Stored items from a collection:

▼

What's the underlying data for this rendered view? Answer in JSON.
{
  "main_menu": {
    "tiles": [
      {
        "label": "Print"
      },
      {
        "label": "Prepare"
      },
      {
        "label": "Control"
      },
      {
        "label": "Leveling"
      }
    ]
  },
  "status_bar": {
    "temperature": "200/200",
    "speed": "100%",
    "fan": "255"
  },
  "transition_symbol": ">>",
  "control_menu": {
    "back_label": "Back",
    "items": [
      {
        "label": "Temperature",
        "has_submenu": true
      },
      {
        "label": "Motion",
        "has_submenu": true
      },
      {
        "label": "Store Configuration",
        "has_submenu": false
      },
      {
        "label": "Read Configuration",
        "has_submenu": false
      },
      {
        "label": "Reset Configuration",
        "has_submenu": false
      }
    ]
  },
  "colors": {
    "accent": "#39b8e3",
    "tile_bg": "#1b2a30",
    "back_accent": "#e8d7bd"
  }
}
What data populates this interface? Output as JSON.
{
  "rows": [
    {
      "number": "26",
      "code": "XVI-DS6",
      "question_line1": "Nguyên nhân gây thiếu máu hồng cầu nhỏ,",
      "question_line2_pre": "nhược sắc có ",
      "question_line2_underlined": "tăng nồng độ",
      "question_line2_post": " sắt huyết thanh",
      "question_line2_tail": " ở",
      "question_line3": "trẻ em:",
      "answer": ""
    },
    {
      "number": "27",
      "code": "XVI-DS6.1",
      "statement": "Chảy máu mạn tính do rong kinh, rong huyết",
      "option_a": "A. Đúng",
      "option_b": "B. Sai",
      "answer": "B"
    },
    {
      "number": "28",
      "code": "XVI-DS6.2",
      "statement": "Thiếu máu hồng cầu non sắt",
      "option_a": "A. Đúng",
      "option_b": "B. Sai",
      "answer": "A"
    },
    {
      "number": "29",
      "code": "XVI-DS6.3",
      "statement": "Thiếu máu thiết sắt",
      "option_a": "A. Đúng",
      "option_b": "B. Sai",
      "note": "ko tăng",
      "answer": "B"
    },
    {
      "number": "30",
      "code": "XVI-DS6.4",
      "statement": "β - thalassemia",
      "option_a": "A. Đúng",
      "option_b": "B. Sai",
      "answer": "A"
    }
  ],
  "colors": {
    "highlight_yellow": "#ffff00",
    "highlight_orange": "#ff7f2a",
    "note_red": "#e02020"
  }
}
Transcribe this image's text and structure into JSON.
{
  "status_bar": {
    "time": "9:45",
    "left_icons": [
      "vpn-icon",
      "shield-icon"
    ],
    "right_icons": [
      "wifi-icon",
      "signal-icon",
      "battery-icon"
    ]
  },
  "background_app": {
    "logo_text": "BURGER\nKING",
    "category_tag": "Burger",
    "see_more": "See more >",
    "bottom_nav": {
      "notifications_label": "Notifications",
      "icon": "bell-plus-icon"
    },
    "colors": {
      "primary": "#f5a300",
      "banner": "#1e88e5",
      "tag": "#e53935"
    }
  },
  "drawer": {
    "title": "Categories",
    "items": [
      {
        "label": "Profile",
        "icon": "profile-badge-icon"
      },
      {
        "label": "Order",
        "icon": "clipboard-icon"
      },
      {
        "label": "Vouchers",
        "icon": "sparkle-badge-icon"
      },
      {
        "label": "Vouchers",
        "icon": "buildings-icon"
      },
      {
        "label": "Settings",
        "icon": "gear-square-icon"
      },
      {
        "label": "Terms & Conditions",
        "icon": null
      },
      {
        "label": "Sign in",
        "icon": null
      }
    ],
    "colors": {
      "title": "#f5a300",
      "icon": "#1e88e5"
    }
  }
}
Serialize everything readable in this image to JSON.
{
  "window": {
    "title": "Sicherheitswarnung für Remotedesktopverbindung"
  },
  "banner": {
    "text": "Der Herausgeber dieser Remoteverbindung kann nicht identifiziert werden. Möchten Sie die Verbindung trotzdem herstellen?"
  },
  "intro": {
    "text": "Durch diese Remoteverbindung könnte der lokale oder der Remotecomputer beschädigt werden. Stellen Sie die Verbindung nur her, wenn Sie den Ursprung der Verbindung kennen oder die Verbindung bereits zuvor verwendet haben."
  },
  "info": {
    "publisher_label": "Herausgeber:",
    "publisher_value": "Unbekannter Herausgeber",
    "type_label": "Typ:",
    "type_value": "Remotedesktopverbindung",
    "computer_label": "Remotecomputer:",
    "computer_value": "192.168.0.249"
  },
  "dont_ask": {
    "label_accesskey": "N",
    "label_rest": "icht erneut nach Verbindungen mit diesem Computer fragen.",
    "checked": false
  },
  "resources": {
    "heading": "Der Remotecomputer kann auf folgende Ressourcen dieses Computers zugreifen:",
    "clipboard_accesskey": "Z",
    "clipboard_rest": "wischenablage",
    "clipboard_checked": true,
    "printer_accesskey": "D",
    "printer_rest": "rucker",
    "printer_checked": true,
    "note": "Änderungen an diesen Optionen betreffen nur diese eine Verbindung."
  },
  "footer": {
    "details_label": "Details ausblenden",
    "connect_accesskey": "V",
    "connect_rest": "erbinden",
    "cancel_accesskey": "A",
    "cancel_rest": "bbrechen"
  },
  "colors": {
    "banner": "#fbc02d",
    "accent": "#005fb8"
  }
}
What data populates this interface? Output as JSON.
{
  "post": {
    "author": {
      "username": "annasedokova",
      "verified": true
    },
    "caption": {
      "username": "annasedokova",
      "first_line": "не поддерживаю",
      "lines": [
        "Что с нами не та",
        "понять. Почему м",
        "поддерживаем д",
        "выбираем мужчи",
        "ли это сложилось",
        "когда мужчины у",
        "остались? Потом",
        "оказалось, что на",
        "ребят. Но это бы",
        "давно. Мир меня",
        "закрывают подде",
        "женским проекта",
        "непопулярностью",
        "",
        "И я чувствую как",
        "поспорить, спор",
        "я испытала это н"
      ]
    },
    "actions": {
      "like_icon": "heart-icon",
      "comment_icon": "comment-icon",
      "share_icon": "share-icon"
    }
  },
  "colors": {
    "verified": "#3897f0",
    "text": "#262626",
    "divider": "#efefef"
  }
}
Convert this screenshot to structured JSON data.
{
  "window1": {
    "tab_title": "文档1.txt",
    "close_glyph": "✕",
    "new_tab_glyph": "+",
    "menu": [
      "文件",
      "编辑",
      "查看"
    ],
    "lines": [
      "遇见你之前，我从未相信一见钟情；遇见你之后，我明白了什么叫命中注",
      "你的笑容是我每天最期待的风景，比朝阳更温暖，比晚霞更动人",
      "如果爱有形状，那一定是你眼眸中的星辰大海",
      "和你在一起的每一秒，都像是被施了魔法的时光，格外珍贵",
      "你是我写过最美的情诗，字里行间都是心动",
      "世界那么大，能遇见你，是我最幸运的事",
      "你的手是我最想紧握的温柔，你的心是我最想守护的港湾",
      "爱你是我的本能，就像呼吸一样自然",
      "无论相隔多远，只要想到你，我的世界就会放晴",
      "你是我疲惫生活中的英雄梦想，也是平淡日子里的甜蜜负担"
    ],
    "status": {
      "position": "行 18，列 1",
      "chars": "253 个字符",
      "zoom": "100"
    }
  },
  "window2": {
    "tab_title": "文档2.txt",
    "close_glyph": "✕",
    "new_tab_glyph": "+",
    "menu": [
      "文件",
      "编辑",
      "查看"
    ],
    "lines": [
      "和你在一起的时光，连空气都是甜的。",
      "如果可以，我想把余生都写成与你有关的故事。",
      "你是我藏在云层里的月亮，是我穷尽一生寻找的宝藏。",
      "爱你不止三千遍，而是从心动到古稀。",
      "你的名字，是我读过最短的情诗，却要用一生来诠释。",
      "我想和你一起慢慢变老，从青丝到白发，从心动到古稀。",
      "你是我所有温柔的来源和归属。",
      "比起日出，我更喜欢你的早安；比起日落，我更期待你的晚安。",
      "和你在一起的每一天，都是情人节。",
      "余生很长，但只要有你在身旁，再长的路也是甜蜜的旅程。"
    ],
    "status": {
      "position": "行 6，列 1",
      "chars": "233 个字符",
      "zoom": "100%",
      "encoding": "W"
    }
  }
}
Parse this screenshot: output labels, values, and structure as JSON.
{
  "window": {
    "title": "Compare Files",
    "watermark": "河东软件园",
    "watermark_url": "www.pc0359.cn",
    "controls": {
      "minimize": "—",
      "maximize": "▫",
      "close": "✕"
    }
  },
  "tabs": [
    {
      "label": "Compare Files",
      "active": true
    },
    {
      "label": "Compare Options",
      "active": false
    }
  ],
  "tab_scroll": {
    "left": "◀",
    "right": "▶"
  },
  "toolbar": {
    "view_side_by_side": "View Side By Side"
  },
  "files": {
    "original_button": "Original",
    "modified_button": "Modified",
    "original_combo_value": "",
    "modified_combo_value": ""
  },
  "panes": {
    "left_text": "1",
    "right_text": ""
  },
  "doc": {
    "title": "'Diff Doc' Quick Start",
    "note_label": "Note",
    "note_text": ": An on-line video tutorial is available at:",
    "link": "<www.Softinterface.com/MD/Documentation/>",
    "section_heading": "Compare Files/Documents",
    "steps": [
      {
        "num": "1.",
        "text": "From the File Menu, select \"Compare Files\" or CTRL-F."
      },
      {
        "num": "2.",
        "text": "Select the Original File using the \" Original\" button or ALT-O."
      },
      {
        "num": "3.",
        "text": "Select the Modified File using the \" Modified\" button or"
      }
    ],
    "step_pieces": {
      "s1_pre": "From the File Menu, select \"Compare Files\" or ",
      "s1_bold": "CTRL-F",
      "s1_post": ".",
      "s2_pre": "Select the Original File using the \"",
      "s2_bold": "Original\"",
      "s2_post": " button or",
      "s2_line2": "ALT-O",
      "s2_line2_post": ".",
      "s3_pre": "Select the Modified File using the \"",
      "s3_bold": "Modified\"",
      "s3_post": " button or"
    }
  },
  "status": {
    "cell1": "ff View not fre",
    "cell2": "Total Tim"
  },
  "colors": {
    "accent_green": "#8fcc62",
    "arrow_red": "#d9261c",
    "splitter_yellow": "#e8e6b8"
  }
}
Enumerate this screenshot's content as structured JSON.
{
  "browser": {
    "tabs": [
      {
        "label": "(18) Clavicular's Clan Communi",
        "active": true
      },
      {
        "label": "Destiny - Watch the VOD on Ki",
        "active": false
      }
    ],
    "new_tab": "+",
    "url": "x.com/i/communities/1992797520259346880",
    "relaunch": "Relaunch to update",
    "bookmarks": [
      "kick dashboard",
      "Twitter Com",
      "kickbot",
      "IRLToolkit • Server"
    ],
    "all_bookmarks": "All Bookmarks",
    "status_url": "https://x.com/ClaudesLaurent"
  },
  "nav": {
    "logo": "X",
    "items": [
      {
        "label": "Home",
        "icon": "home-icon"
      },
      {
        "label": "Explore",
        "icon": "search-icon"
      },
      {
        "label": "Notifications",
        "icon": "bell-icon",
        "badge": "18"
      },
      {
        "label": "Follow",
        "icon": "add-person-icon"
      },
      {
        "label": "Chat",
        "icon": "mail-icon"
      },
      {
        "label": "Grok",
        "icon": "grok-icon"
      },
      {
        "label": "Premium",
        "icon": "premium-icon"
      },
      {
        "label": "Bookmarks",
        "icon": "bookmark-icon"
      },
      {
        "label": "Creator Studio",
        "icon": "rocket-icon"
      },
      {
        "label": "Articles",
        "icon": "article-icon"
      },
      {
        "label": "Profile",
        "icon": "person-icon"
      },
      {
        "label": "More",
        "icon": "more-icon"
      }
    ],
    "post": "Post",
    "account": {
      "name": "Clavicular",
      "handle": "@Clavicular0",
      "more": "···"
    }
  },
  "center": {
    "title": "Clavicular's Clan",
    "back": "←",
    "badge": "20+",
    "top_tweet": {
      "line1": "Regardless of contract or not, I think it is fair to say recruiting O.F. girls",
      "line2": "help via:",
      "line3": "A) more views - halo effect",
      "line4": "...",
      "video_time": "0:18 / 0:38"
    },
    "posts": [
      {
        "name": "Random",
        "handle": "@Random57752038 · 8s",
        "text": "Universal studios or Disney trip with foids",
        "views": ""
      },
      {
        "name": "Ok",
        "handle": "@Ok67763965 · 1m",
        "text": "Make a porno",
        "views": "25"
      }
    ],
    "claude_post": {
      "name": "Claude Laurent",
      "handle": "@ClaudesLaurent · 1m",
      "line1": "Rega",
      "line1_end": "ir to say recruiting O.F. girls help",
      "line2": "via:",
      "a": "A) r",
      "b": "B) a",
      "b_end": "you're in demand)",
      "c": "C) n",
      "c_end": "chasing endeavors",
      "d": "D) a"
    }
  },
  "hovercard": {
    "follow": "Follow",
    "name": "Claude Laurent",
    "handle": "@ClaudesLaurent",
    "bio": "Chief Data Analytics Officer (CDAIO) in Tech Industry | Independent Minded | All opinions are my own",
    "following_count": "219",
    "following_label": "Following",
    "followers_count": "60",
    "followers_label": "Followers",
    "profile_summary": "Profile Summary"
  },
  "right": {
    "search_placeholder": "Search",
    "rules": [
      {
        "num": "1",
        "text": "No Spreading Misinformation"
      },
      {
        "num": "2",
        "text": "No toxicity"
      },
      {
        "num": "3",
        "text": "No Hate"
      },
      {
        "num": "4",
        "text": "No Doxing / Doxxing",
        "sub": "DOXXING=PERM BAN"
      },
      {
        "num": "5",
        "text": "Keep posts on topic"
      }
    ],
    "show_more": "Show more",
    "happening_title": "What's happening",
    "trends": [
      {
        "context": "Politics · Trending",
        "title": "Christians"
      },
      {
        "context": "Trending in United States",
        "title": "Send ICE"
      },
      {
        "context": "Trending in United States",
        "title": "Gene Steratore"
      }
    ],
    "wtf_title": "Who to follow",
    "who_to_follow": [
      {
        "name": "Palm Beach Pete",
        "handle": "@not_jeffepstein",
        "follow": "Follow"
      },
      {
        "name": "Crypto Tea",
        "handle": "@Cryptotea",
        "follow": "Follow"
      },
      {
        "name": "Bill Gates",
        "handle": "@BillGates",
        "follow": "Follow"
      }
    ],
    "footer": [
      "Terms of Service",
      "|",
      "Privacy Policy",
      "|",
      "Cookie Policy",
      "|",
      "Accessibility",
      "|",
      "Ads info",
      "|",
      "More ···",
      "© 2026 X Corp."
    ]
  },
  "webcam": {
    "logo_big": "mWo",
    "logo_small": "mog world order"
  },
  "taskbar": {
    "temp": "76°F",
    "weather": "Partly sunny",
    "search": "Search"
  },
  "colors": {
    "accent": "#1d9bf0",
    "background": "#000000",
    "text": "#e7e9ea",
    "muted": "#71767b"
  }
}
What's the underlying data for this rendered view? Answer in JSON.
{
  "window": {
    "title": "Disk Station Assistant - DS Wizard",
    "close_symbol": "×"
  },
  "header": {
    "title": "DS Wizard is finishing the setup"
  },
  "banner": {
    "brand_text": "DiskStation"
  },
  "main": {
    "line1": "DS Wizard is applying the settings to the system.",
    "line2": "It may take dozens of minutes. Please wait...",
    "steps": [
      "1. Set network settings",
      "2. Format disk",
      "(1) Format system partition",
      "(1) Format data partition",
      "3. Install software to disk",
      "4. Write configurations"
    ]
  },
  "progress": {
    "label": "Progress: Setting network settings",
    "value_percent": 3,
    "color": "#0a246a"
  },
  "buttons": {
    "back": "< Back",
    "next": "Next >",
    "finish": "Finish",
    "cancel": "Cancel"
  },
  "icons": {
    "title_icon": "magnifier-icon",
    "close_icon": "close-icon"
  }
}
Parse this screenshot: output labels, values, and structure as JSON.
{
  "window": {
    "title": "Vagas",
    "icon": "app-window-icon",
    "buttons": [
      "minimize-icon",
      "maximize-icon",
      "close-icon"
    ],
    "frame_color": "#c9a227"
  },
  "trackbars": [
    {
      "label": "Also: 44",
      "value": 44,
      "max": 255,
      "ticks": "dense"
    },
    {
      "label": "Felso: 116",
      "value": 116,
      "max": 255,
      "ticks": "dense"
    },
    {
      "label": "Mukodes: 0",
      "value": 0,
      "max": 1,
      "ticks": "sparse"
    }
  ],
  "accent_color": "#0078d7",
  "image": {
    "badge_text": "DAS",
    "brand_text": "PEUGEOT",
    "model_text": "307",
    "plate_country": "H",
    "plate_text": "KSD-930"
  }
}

▲

Filter the entries down to the lines with the word "number" in them.

• [Solution below]
      "number": "26",
      "number": "27",
      "number": "28",
      "number": "29",
      "number": "30",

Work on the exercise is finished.